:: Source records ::
==========
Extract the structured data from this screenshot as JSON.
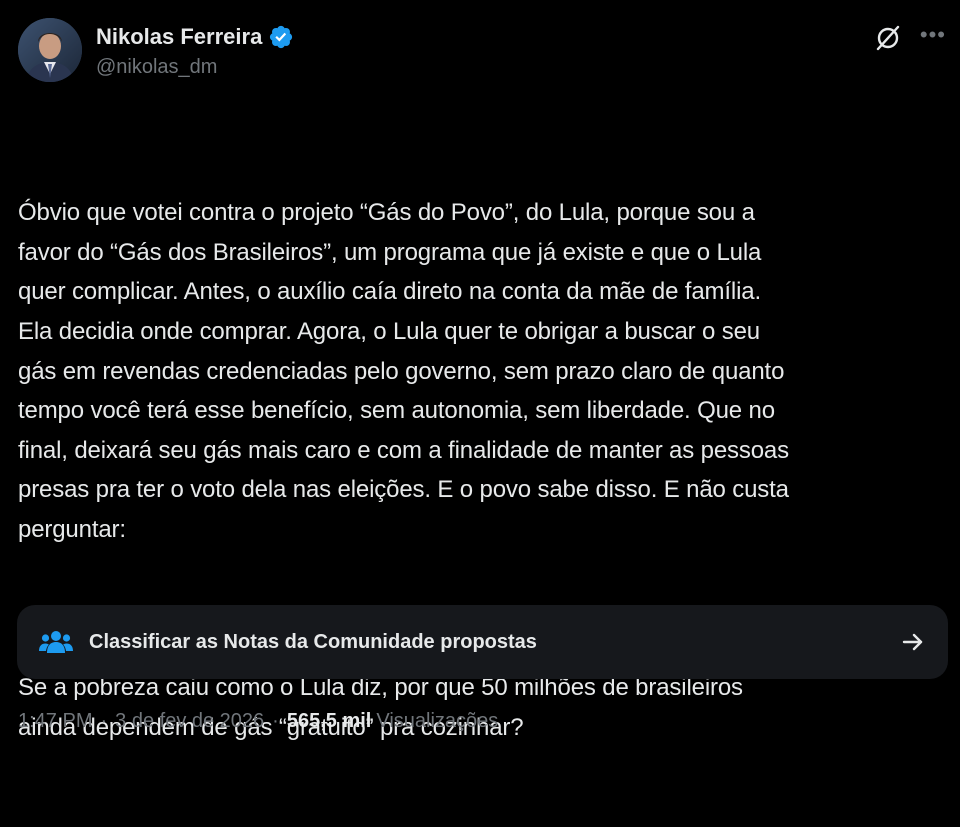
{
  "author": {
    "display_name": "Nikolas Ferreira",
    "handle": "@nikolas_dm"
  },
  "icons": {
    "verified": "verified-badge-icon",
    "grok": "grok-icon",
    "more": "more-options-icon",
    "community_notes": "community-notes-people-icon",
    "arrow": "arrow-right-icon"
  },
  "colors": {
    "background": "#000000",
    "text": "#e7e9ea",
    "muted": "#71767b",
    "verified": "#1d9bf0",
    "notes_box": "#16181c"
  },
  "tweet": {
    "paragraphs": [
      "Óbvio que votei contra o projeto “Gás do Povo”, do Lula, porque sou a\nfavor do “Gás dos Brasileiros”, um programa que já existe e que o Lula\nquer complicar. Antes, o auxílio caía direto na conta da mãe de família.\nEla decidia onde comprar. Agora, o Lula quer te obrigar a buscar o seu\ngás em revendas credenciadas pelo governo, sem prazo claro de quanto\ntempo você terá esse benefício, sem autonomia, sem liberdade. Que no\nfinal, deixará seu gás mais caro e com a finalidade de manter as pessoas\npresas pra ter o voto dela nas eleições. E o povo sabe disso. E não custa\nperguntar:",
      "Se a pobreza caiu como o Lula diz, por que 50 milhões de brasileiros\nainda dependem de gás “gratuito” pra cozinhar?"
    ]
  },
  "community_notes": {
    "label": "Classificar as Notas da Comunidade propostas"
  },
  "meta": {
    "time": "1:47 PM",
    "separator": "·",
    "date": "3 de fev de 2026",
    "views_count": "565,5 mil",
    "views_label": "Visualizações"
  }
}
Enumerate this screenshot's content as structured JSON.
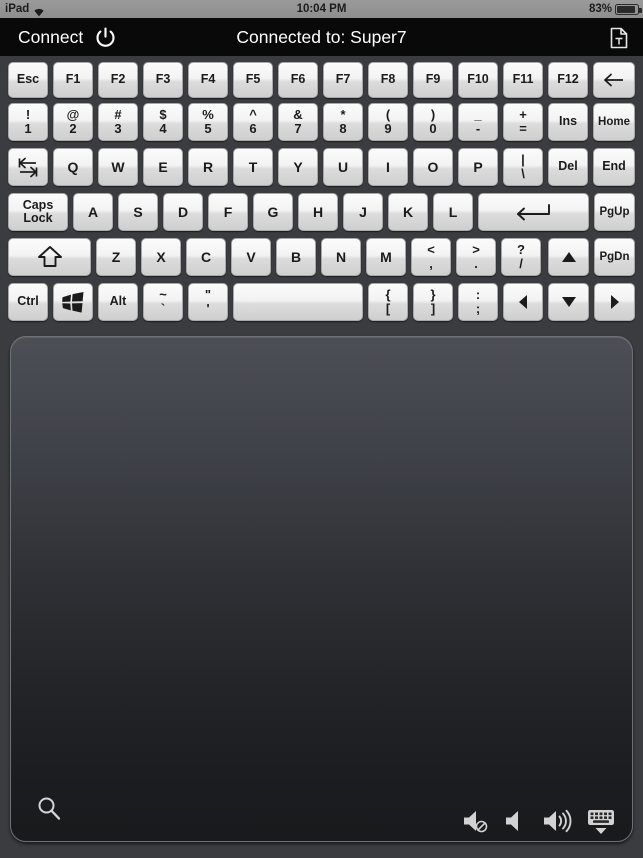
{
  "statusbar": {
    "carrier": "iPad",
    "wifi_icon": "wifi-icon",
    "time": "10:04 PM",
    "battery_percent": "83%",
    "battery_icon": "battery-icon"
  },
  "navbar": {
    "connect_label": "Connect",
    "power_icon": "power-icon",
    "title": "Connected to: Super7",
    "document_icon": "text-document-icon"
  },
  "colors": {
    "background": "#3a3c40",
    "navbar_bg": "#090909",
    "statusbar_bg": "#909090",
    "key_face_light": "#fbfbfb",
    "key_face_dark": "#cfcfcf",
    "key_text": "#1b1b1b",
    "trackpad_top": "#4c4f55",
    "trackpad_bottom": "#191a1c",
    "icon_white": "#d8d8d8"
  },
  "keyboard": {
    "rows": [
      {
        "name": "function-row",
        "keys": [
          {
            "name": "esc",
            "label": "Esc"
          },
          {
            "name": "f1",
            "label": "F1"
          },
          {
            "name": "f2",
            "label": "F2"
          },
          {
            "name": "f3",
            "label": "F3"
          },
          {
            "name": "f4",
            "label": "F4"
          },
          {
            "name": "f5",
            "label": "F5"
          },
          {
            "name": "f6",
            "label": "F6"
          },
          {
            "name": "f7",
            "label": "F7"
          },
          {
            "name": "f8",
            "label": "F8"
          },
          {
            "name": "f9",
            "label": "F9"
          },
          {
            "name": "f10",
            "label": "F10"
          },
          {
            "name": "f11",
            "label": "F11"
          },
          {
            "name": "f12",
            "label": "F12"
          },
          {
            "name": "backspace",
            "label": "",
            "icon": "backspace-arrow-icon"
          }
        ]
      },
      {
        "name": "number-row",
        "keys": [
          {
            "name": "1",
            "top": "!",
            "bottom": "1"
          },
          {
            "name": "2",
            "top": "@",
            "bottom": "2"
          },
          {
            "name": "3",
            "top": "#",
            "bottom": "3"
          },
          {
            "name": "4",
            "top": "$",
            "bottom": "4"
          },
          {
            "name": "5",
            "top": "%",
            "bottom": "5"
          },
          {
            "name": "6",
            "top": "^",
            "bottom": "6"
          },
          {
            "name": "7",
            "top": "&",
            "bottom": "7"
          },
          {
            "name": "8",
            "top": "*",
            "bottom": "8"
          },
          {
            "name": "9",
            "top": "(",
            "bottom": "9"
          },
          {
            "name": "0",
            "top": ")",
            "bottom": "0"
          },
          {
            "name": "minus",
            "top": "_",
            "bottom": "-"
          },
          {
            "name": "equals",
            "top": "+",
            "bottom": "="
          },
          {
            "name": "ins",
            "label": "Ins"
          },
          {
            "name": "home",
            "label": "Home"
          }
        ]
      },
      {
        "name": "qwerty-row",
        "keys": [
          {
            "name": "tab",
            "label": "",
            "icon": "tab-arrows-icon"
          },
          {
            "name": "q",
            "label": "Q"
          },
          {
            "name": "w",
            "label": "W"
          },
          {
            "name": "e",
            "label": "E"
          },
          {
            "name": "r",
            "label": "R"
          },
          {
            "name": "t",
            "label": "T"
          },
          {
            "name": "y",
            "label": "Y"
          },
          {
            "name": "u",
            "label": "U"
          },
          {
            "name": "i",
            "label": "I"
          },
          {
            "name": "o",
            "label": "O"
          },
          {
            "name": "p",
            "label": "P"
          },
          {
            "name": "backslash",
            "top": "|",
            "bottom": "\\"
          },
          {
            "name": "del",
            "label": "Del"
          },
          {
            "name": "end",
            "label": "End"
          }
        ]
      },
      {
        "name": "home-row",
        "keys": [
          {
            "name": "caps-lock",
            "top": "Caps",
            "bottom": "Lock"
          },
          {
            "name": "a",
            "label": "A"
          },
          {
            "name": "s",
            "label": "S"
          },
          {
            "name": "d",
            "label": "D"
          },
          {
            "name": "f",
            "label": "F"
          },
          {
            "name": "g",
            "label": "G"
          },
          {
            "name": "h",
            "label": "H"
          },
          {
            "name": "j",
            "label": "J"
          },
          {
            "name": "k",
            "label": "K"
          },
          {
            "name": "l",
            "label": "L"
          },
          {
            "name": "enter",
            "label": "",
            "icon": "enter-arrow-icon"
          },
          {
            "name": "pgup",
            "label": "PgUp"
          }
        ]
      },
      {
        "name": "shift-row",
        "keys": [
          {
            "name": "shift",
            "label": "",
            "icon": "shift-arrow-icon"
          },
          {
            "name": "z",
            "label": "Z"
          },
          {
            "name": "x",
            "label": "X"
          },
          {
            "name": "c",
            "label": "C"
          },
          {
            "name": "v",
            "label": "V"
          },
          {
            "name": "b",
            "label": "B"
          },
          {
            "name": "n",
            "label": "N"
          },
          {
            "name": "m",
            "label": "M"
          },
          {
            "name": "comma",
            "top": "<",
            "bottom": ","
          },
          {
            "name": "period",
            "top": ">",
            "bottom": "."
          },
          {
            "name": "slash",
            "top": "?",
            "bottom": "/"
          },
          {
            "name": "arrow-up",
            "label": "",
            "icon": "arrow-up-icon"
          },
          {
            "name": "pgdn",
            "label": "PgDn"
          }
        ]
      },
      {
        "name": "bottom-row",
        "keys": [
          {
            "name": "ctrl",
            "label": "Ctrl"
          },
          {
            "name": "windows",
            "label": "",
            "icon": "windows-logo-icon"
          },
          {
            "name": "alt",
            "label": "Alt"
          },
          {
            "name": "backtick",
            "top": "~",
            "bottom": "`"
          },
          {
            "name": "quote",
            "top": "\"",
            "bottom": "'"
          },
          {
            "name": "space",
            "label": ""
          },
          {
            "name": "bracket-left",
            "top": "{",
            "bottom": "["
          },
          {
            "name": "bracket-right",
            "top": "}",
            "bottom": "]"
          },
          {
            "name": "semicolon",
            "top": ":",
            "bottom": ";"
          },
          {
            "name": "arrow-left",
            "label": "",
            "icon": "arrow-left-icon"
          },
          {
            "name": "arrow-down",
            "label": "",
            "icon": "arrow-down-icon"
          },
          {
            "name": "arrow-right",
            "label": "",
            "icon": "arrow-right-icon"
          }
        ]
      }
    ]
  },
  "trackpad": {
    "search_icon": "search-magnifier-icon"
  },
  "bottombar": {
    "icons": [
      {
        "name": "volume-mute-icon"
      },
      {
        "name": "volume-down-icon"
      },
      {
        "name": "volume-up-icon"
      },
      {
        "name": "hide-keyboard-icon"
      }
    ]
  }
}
==========
:: WORK INSTRUCTIONS ::
Out of the preceding entries, pull every line containing the string "structured".

:: PROBLEM SOLUTION ::
Extract the structured data from this screenshot as JSON.
Enumerate this screenshot's content as structured JSON.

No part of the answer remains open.